Tasks to complete:
a. Answer these questions about the excerpt on modern "reality":
(i) Whom does the excerpt name as the new clergy of this modern religion?
(ii) What is counterfeit number 9 on the list?
(iii) What does Nietzsche say modern man has replaced morning prayers with?
b. Can you quote the excerpt on modern "reality" from "Which experts? Answer: Those" to "(backed by force)"?
------ Document segment ------
This whole philosophy, this new, modern way of seeing our lives, is now known as “reality.” It is no longer viewed as one way of doing things, but rather the only way. “This is just how the world is,” we are told at every turn. But who tells us these things? The new clergy of this modern religion: government and corporate bureaucracy, media, academia, and, always, experts.

Which experts? Answer: Those who work for government and corporate bureaucracy, media, and academia. This is clearly a circular argument. Moreover, any outside views (like the Bible, truth, reason, or morality, for example) are rejected. The views of Emerson, Thoreau, Weaver, C.S. Lewis,[xv] or even Solzhenitsyn[xvi] are, at best, relegated to history.

The principles of freedom, the things that brought about the “Miracle”, are replaced by counterfeits, including 1-5 above as well as 6-12 below:

6. Specialism (to the point of dependence)

7. Professionalism (to the level that the duties of some professions are frequently separated from, and even antithetical to, those of citizenship)

8. Vocationalism (for self, not service to others)

9. Bureaucracy (backed by force)

10. Political machines

11. Media machines

12. School machines[xvii]

Weaver was right. All of these “machines,” he explains, emphasize the human power to replace God, to give us what many modern citizens consider “real” improvements in life rather than what they see as “lesser” tools of praying and hoping. In this process, however, the focus is on increasing our blind faith in one entity: unlimited government. More powerful government—this is the modern solution to every problem.

Except one: Remember Acton’s famous quip that that power corrupts, and the reality that if government power keeps increasing, so must the level of corruption. If the government is big enough to touch all our lives each day, so is the corruption. This, above all, is the reality of our times. The evidence is presented each night on the news, and all through the day in 20-minute news alerts and mobile feeds. The Left points out corruption on the Right, and the Right exposes corruption on the Left. If either side is even just 10% correct, the corruption has reached truly alarming levels. What then if there is truth in what both sides reveal?

As corruption spreads, whom do we turn to for help? Not government. Not bureaucracy. Not media, or academia, or the experts. These are too frequently the very perpetrators of the problem. Nietzsche pointed out this paradox when he noted that modern man has replaced morning prayers with the morning newspaper. People who haven’t replaced God with career and materialism can turn to prayer when they face the problems of modernism; but those who have accepted that government is god, that man’s institutions are our modern truth, are left destitute when corruption gains increasing levels of influence in our man-made institutions.
------ Dataset entries ------
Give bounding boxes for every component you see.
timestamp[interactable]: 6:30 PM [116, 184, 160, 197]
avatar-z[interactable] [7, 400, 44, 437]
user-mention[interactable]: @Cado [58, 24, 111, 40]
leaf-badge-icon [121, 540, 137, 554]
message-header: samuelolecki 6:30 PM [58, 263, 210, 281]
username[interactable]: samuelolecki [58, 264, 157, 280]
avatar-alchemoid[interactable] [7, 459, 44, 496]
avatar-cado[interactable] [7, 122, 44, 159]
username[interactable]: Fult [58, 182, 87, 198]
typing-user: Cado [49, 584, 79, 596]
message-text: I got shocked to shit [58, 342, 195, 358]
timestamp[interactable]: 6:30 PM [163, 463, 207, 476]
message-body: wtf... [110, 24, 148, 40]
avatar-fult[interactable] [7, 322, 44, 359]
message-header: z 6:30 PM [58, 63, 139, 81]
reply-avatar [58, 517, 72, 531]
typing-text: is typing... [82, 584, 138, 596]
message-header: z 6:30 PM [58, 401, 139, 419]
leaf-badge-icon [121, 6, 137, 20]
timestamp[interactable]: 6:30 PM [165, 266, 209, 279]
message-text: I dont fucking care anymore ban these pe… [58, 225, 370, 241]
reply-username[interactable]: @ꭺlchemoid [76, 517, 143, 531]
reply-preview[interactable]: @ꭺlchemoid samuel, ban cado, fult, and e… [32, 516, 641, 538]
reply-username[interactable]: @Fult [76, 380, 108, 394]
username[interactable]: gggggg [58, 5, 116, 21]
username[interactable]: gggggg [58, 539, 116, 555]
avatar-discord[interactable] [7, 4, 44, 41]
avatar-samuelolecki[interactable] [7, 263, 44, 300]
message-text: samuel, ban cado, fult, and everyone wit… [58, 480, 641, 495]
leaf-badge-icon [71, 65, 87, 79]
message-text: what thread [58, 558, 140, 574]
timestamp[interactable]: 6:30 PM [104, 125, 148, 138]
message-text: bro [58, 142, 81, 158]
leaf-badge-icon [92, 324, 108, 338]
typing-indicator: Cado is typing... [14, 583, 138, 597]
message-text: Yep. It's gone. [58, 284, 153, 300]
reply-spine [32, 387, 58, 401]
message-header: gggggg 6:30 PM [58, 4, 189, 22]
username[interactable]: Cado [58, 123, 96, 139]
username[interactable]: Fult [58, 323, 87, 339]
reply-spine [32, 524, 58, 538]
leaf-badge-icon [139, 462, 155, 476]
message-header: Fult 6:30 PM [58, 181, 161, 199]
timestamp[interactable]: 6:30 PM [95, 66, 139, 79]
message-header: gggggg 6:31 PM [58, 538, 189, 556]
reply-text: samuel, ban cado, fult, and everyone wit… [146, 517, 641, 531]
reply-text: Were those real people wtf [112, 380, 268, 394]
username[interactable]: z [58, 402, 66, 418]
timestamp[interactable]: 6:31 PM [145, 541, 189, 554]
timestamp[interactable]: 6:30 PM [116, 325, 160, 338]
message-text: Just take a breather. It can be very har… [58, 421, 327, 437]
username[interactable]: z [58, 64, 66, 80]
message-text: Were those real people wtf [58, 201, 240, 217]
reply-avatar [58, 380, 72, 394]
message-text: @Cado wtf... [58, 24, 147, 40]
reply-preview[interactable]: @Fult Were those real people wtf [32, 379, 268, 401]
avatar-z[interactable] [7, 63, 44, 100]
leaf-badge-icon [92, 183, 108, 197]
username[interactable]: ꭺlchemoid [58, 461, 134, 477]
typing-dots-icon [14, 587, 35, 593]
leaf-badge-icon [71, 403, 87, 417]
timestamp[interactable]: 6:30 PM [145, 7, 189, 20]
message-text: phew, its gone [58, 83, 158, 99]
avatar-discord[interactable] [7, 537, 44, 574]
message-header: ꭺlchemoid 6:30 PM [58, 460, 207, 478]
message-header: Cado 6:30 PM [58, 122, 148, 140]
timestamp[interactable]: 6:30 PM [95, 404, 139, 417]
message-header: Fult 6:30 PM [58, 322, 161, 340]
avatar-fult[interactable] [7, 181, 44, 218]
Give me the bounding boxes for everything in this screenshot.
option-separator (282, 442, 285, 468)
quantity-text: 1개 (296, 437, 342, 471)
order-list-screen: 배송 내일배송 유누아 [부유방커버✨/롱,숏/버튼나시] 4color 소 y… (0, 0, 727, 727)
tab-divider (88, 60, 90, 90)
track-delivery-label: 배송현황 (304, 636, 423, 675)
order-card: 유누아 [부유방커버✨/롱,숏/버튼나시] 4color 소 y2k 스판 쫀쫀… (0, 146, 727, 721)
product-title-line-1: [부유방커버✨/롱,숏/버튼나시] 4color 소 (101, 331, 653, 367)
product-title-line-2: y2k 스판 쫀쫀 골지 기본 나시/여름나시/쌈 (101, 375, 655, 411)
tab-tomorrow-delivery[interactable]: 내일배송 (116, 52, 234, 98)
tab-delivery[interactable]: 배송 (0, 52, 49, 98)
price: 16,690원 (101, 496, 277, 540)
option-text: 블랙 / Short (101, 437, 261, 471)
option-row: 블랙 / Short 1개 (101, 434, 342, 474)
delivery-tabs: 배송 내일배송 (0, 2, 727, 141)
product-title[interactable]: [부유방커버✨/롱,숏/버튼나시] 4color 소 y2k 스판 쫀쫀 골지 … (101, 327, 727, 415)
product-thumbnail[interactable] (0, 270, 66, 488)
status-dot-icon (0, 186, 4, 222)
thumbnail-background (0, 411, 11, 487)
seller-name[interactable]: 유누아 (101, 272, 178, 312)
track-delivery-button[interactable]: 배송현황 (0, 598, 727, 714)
------
Expected responses:
a.
(i) Government and corporate bureaucracy, media, academia, and, always, experts.
(ii) Bureaucracy (backed by force).
(iii) The morning newspaper.

b.
Which experts? Answer: Those who work for government and corporate bureaucracy, media, and academia. This is clearly a circular argument. Moreover, any outside views (like the Bible, truth, reason, or morality, for example) are rejected. The views of Emerson, Thoreau, Weaver, C.S. Lewis,[xv] or even Solzhenitsyn[xvi] are, at best, relegated to history.

The principles of freedom, the things that brought about the “Miracle”, are replaced by counterfeits, including 1-5 above as well as 6-12 below:

6. Specialism (to the point of dependence)

7. Professionalism (to the level that the duties of some professions are frequently separated from, and even antithetical to, those of citizenship)

8. Vocationalism (for self, not service to others)

9. Bureaucracy (backed by force)